DO THIS: Go through the material below and copy each line where the word "selbst" appears.

───── EXERCISE MATERIALS

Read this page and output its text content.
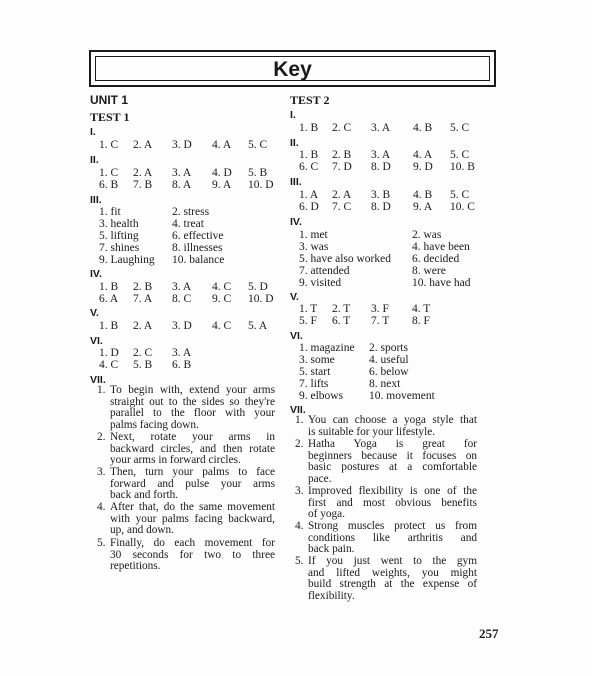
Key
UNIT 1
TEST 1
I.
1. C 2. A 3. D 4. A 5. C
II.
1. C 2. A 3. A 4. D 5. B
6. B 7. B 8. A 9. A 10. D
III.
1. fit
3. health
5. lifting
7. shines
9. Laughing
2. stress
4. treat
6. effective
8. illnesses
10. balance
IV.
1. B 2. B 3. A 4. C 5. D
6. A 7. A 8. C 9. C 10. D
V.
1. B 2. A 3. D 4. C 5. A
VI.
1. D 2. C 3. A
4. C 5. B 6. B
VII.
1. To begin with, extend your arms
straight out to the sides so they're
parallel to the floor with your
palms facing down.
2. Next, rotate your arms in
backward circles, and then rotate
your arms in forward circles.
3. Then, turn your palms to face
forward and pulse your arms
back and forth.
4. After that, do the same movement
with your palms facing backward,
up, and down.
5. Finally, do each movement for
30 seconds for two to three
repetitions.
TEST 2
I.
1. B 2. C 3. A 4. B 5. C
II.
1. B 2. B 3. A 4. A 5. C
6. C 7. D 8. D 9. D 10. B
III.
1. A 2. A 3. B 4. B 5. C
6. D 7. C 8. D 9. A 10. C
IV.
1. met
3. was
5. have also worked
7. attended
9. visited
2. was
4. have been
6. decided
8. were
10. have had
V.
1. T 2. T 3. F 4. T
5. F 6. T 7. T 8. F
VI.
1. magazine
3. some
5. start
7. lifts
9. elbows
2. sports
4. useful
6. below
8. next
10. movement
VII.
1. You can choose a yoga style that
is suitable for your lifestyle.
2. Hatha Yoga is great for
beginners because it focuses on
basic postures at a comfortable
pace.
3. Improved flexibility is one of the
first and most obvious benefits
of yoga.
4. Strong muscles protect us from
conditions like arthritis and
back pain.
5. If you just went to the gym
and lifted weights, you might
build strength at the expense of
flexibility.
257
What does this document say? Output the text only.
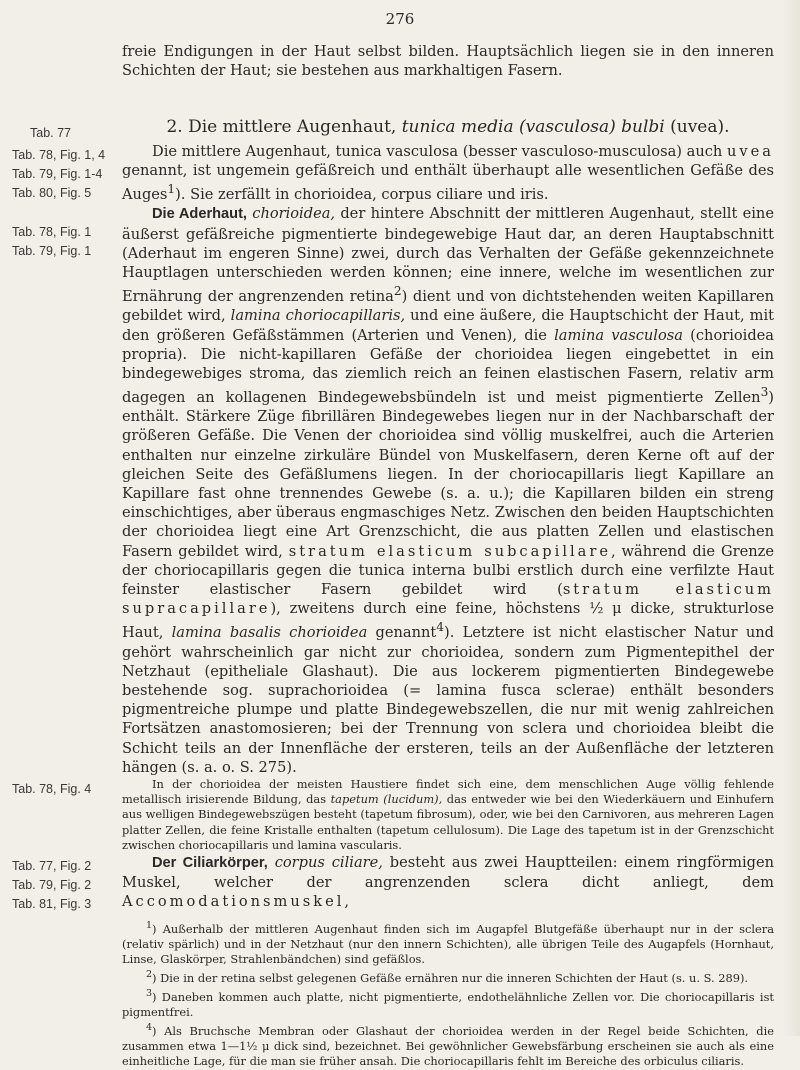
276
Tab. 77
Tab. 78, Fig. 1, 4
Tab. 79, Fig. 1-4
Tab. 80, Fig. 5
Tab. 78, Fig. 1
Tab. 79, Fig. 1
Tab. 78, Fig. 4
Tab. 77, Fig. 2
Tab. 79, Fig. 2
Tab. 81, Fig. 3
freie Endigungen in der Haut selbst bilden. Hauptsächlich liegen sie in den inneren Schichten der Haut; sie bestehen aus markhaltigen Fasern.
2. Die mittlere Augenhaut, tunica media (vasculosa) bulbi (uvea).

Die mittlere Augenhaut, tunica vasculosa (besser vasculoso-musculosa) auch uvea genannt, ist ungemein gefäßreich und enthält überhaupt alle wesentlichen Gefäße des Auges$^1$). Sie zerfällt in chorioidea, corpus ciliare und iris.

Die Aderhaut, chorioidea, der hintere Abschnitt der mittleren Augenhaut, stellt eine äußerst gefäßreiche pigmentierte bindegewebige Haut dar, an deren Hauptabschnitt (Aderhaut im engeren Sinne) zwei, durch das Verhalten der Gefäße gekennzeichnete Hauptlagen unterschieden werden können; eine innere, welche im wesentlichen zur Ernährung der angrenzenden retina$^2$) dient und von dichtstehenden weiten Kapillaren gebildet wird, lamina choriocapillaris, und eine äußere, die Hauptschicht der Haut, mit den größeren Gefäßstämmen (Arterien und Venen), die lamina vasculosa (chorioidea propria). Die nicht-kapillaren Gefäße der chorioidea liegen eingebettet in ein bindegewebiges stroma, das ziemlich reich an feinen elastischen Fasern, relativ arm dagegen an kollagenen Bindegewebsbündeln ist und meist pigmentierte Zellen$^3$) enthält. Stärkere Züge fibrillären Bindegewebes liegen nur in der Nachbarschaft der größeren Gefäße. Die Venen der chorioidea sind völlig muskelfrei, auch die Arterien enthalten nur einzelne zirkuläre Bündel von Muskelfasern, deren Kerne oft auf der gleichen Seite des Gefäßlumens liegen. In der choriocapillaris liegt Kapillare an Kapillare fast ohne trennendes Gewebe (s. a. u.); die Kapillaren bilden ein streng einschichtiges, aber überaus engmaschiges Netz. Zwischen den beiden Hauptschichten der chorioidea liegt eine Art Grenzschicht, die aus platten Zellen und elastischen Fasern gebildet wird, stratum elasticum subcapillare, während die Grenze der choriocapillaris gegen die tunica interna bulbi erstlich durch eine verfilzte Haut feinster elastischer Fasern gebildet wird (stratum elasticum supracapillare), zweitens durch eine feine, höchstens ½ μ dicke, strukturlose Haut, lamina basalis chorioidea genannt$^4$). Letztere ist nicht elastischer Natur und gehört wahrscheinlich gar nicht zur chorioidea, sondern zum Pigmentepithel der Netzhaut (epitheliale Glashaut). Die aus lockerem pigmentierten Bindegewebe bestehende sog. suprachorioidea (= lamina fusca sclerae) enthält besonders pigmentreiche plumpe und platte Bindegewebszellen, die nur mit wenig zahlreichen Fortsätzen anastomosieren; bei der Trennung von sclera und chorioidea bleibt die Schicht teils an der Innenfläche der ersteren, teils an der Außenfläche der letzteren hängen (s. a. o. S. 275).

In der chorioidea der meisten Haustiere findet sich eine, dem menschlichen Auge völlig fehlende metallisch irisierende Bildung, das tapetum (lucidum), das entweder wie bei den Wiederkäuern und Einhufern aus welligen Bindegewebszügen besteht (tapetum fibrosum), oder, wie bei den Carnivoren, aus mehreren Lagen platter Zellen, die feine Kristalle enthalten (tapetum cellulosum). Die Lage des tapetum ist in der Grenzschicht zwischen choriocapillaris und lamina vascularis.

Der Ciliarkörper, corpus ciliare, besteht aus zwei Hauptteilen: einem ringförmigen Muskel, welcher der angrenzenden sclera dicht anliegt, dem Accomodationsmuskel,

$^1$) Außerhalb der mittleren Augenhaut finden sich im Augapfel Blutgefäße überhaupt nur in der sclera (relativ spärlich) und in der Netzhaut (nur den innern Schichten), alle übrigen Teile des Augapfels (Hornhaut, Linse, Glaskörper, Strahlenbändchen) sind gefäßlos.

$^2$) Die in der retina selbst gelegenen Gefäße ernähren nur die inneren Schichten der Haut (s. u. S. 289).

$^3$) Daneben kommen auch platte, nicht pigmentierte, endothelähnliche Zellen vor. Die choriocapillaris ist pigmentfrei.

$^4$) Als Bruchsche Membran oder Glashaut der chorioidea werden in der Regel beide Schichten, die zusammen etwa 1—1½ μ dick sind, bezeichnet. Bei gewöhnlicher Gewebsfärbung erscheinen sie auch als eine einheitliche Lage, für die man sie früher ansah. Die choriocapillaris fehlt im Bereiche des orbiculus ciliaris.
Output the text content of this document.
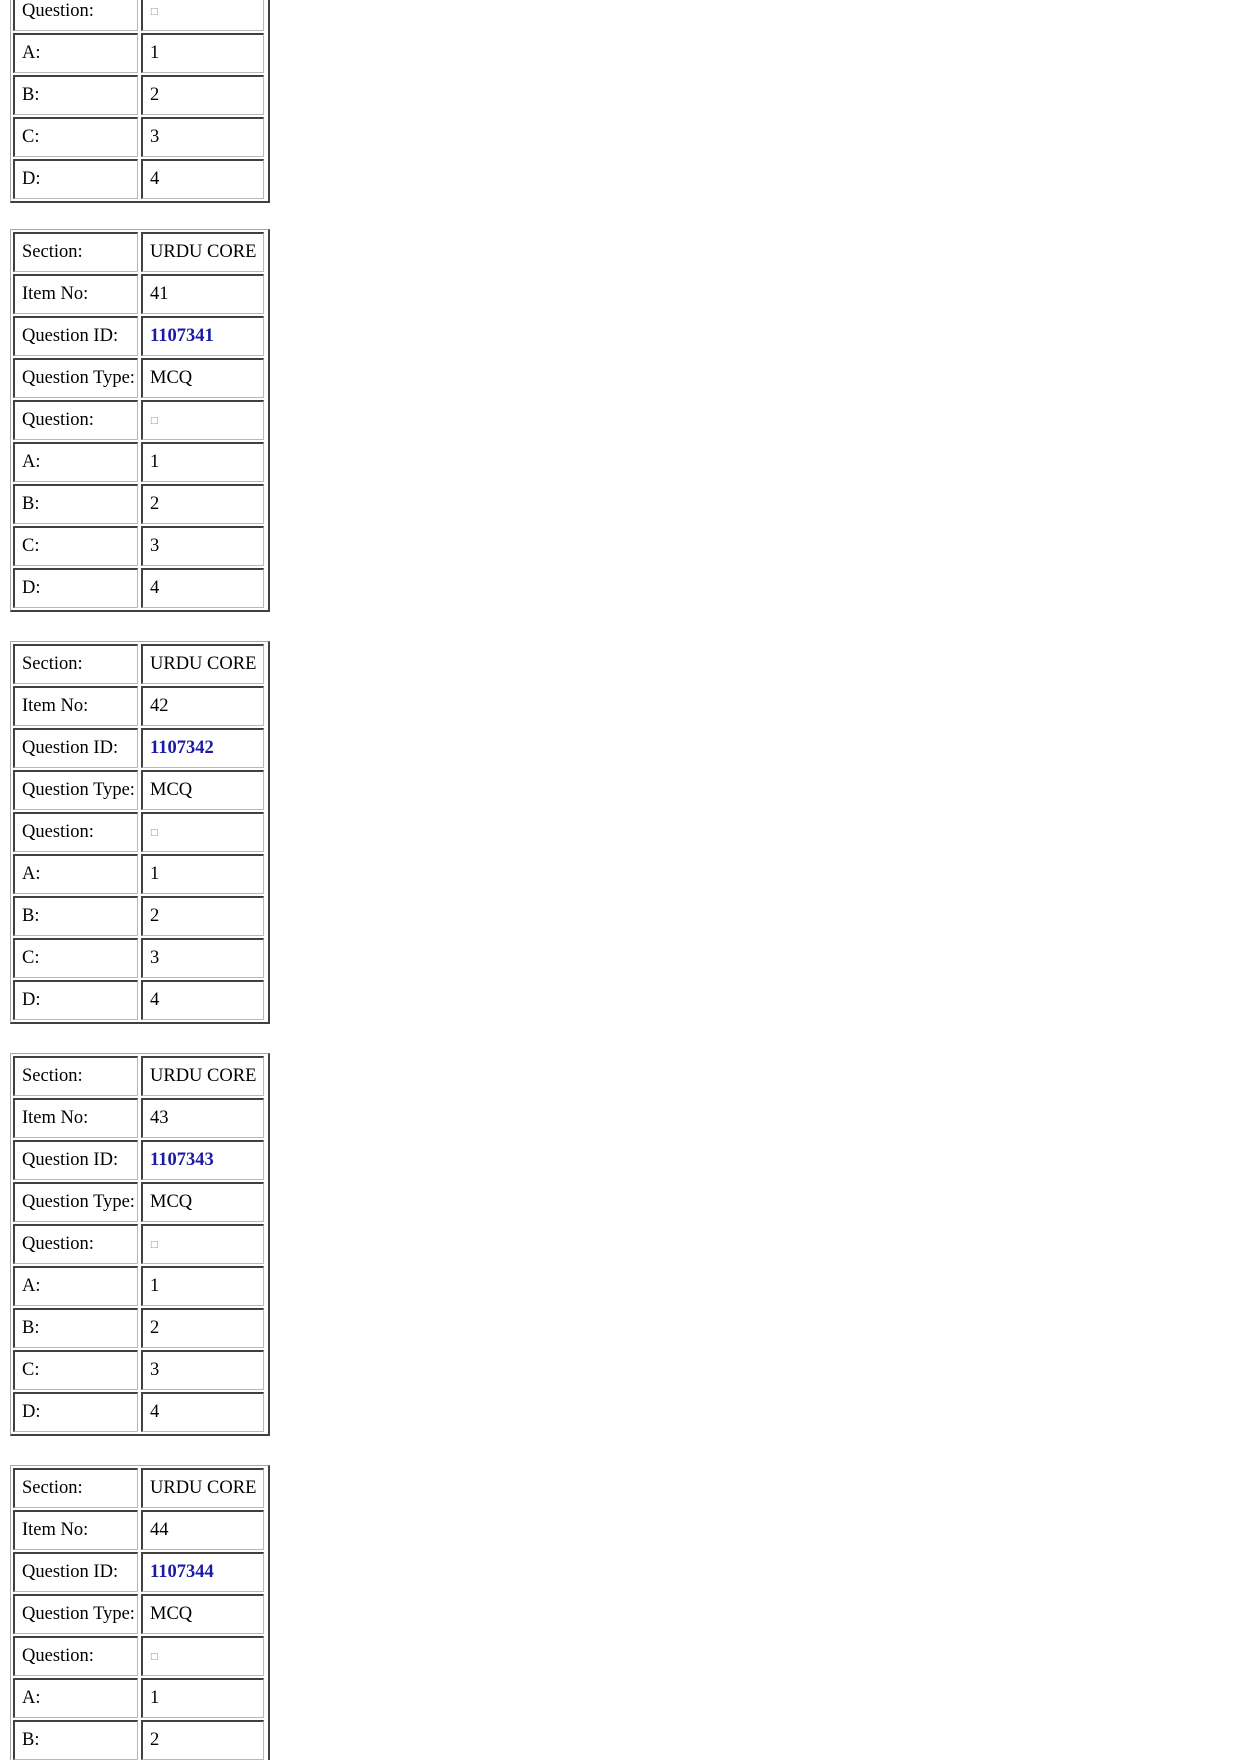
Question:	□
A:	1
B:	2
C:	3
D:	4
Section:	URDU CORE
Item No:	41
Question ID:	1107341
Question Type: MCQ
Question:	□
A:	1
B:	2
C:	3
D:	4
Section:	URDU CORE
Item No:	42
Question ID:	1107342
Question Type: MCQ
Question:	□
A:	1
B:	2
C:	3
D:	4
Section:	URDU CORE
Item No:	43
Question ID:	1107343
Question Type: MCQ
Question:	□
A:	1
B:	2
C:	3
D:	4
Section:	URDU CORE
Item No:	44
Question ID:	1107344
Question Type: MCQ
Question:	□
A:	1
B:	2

──────────

COMPLETE ANSWER:
freie Endigungen in der Haut selbst bilden. Hauptsächlich liegen sie in den inneren Schichten der Haut; sie bestehen aus markhaltigen Fasern.
$^2$) Die in der retina selbst gelegenen Gefäße ernähren nur die inneren Schichten der Haut (s. u. S. 289).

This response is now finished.